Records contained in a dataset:
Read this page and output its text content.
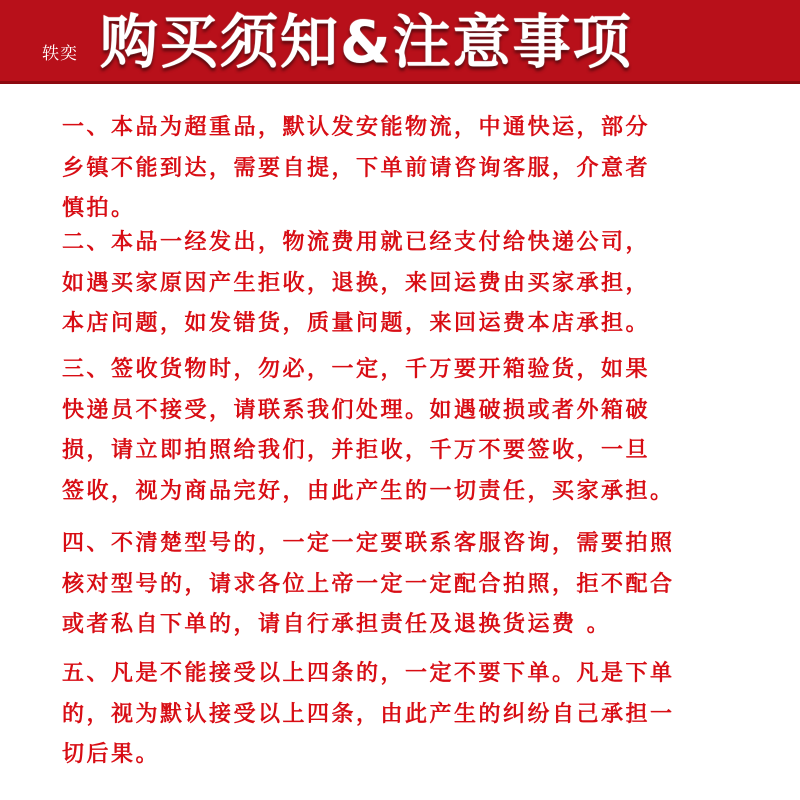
轶奕 购买须知&注意事项
一、本品为超重品，默认发安能物流，中通快运，部分
乡镇不能到达，需要自提，下单前请咨询客服，介意者
慎拍。
二、本品一经发出，物流费用就已经支付给快递公司，
如遇买家原因产生拒收，退换，来回运费由买家承担，
本店问题，如发错货，质量问题，来回运费本店承担。
三、签收货物时，勿必，一定，千万要开箱验货，如果
快递员不接受，请联系我们处理。如遇破损或者外箱破
损，请立即拍照给我们，并拒收，千万不要签收，一旦
签收，视为商品完好，由此产生的一切责任，买家承担。
四、不清楚型号的，一定一定要联系客服咨询，需要拍照
核对型号的，请求各位上帝一定一定配合拍照，拒不配合
或者私自下单的，请自行承担责任及退换货运费 。
五、凡是不能接受以上四条的，一定不要下单。凡是下单
的，视为默认接受以上四条，由此产生的纠纷自己承担一
切后果。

**Challenge:** Copy the records above exactly. The pictures are not part of the copy.

**Solution to this exercise:**
Read this page and output its text content.
轶奕 购买须知&注意事项
一、本品为超重品，默认发安能物流，中通快运，部分
乡镇不能到达，需要自提，下单前请咨询客服，介意者
慎拍。
二、本品一经发出，物流费用就已经支付给快递公司，
如遇买家原因产生拒收，退换，来回运费由买家承担，
本店问题，如发错货，质量问题，来回运费本店承担。
三、签收货物时，勿必，一定，千万要开箱验货，如果
快递员不接受，请联系我们处理。如遇破损或者外箱破
损，请立即拍照给我们，并拒收，千万不要签收，一旦
签收，视为商品完好，由此产生的一切责任，买家承担。
四、不清楚型号的，一定一定要联系客服咨询，需要拍照
核对型号的，请求各位上帝一定一定配合拍照，拒不配合
或者私自下单的，请自行承担责任及退换货运费 。
五、凡是不能接受以上四条的，一定不要下单。凡是下单
的，视为默认接受以上四条，由此产生的纠纷自己承担一
切后果。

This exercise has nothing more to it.